Dataset entries
● ● ●

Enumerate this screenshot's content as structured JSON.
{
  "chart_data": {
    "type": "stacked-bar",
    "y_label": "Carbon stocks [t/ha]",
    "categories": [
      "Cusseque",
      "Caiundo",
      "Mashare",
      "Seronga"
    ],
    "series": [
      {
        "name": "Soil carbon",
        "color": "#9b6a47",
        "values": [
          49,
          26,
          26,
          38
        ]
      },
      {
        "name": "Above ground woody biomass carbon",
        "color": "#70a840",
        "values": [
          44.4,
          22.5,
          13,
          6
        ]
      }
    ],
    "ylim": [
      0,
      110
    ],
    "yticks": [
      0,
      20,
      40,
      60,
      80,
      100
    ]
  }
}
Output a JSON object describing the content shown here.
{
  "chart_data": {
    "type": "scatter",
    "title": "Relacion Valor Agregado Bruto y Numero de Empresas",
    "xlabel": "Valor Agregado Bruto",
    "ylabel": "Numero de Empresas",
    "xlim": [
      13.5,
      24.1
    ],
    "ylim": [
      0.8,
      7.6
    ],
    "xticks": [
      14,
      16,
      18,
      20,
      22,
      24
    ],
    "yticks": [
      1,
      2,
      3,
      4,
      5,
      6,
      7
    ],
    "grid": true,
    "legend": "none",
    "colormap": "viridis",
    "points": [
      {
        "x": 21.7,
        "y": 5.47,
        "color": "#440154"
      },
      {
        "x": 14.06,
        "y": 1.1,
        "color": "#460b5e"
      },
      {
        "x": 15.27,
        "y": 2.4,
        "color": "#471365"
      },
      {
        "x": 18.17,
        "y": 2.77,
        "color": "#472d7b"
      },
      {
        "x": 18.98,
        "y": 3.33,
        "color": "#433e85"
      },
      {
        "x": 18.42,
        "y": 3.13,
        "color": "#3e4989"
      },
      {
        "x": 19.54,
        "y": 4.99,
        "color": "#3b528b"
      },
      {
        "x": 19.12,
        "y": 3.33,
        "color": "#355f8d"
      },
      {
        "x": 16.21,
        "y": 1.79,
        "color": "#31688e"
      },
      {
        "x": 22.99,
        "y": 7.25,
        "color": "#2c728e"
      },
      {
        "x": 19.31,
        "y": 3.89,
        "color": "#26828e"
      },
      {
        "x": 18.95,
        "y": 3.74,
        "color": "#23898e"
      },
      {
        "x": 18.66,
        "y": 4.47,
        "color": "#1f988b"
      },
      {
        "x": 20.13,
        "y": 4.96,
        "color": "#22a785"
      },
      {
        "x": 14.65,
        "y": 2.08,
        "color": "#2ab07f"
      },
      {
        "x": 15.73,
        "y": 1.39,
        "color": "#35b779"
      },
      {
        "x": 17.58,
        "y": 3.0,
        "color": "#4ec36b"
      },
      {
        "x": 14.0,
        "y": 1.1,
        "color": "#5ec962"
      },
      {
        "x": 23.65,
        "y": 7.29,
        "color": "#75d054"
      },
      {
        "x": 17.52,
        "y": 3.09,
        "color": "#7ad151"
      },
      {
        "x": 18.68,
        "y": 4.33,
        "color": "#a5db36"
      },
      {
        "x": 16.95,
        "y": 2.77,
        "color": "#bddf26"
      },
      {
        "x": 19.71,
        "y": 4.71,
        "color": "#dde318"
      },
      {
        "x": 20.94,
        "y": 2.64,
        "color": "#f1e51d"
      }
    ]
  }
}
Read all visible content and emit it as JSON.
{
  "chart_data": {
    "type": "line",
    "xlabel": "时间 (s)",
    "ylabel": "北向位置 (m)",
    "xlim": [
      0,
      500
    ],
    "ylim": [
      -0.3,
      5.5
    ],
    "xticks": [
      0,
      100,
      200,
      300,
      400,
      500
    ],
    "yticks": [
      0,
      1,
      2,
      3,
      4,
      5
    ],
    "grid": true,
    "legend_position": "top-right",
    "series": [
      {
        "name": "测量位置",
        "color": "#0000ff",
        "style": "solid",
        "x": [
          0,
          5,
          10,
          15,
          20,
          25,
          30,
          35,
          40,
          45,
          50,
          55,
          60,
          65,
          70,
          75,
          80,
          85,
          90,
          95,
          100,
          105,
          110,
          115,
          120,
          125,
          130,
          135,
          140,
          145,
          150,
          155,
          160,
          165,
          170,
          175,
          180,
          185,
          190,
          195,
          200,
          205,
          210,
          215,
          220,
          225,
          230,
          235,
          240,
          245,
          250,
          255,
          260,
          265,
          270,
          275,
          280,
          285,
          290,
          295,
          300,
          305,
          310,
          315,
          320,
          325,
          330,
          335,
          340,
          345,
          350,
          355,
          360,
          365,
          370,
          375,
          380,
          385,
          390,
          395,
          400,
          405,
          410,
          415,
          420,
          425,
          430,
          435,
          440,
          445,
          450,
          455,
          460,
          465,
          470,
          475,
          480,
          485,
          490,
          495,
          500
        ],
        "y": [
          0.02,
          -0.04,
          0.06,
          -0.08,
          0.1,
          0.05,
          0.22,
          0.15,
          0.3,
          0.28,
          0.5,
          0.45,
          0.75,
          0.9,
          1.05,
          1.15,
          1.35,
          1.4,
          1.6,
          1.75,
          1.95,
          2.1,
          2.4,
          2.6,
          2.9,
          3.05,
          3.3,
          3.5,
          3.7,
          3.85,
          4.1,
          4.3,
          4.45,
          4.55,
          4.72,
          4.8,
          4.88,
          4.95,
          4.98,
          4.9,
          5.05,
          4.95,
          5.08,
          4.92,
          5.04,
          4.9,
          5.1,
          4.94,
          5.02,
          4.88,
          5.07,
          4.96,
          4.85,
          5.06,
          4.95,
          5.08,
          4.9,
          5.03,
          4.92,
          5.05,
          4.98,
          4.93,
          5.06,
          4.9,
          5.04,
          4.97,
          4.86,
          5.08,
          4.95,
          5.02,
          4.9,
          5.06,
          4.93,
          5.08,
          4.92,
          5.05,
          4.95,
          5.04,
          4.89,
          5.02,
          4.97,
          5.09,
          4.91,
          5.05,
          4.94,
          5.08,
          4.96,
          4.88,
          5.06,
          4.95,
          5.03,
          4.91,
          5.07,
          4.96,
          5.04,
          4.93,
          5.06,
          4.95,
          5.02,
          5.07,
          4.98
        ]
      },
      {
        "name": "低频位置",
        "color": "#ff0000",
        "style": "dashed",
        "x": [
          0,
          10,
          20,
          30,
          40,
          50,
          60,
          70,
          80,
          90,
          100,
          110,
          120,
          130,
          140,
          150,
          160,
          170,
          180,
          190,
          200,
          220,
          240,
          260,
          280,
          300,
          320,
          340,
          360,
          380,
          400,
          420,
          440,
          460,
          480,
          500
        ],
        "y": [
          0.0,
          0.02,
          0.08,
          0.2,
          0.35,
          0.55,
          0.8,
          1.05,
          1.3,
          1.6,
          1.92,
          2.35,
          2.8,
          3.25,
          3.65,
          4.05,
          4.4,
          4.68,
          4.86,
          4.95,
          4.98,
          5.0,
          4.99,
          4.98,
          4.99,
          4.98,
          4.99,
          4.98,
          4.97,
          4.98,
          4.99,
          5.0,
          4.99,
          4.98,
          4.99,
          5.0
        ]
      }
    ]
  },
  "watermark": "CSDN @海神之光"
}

● ● ●

Check each line above for the word "Numero", and copy the lines where it appears.

    "title": "Relacion Valor Agregado Bruto y Numero de Empresas",
    "ylabel": "Numero de Empresas",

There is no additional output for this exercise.